=== Given exercise ===
From the entries below, count the lines with "document". Write only the count.

======== Given information ========

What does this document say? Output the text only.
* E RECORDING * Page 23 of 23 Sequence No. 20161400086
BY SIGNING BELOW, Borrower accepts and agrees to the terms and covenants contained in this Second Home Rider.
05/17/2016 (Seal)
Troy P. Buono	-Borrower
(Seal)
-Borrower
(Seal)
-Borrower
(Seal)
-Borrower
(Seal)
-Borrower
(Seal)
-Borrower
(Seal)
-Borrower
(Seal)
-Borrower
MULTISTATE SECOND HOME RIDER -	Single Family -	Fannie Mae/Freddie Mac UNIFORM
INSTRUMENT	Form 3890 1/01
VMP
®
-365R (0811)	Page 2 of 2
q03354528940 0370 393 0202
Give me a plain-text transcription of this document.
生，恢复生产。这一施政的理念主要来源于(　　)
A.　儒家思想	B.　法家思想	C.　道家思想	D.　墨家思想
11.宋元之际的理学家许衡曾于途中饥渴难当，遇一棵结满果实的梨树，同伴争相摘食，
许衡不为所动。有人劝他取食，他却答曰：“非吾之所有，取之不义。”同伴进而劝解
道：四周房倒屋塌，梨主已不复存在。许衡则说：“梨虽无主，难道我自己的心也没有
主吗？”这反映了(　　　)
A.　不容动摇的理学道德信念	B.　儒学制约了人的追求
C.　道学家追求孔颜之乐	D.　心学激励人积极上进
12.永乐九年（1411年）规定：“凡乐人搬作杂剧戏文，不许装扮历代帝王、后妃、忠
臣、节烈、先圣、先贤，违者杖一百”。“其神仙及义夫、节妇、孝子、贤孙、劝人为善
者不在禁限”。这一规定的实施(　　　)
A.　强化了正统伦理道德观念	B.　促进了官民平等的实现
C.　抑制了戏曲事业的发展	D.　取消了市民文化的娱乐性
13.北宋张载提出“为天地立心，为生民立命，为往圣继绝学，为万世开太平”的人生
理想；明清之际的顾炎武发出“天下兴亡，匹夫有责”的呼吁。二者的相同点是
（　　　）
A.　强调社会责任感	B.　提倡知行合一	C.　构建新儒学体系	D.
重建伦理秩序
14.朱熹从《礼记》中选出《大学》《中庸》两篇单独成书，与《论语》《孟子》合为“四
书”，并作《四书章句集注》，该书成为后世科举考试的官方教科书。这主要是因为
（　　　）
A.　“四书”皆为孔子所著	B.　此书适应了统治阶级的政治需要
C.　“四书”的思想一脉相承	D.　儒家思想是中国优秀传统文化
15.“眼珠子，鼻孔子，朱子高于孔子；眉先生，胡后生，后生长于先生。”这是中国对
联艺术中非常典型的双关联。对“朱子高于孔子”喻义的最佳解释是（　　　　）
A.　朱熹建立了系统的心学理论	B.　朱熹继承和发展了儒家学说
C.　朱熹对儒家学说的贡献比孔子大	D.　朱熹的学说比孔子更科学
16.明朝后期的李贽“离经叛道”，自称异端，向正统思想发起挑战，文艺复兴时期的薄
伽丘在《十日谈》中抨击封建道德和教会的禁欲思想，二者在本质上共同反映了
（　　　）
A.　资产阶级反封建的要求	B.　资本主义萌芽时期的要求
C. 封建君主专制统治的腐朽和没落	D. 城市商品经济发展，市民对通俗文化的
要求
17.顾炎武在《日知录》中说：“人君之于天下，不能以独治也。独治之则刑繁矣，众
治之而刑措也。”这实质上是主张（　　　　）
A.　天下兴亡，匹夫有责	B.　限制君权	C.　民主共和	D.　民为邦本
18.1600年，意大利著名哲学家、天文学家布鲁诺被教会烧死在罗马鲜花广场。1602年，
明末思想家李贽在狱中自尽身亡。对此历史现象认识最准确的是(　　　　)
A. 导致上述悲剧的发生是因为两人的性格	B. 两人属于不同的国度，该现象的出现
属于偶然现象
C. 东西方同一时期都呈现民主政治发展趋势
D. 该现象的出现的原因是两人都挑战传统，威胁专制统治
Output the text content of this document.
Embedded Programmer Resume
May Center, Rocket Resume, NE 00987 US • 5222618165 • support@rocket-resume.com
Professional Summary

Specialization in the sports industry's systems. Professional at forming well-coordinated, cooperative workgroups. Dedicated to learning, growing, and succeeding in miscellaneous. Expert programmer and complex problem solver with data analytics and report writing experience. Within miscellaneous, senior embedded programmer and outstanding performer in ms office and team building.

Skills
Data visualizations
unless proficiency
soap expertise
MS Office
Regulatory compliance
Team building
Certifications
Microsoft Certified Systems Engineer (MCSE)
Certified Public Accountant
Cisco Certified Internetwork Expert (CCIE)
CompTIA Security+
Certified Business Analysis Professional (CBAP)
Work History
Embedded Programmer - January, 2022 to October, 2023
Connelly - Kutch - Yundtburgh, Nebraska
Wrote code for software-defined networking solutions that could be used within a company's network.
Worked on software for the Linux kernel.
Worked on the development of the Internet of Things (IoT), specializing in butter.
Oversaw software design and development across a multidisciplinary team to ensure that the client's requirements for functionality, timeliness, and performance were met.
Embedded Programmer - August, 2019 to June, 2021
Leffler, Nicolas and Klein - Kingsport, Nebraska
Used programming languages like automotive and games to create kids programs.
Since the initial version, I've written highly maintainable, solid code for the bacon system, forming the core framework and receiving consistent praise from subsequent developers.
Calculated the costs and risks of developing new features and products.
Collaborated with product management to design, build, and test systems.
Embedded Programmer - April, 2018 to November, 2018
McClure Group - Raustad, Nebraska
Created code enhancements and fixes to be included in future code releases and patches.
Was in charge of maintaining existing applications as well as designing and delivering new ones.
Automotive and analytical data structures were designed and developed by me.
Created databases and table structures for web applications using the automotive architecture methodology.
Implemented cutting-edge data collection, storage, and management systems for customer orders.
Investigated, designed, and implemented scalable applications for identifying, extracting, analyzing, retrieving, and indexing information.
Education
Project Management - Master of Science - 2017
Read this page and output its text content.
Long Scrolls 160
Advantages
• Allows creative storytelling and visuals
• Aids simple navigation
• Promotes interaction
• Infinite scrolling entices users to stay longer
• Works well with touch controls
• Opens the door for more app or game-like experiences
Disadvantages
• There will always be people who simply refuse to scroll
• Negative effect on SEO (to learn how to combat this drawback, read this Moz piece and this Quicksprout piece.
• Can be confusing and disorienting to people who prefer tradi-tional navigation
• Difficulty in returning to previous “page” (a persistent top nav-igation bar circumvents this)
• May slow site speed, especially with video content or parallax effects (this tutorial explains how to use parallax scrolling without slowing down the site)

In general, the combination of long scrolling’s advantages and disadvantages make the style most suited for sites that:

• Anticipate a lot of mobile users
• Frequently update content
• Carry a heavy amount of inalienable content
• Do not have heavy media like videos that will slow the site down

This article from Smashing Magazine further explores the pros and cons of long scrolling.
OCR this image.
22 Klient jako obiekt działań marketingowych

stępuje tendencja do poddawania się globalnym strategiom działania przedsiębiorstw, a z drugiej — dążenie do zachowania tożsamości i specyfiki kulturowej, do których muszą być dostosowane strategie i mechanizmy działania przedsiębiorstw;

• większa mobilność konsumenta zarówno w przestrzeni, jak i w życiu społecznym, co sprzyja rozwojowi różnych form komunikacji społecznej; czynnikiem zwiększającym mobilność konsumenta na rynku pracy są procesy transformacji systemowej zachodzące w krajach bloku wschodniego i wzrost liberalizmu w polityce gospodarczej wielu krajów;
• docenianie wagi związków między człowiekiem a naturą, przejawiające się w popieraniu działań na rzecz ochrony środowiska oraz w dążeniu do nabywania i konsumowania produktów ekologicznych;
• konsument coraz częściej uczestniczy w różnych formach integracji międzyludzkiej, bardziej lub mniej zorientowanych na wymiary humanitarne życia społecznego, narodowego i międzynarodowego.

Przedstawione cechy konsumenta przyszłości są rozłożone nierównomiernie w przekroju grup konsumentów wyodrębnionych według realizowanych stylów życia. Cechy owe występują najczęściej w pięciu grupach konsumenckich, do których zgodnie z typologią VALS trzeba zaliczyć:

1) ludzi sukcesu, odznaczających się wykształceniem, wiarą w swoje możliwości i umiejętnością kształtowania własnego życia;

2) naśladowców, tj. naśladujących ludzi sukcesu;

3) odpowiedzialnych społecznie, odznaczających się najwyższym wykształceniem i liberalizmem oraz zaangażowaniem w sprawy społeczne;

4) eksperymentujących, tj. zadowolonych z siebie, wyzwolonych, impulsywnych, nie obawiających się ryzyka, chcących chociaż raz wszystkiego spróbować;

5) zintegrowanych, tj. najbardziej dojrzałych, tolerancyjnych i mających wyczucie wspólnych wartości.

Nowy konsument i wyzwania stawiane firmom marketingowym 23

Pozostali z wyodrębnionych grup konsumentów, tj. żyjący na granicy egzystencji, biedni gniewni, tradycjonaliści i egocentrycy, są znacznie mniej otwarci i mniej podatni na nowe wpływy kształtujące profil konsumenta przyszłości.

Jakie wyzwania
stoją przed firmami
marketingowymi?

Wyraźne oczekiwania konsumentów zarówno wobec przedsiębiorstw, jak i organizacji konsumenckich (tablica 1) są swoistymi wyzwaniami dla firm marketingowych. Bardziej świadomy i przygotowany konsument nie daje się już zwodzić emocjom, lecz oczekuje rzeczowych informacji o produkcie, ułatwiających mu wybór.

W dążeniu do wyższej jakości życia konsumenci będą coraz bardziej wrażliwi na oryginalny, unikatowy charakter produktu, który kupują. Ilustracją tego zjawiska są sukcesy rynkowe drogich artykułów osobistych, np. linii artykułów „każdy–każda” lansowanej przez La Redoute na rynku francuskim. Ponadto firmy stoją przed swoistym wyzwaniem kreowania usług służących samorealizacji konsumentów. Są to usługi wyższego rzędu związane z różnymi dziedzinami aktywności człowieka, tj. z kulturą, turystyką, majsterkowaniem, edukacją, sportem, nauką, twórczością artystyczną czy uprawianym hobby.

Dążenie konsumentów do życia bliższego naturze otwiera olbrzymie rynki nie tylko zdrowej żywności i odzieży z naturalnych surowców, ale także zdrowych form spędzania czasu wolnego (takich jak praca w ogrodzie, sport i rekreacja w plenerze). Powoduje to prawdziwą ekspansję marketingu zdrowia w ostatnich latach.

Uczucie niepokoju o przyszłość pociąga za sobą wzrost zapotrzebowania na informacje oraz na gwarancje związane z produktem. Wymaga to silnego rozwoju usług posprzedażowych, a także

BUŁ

========

=== Finished exercise ===
3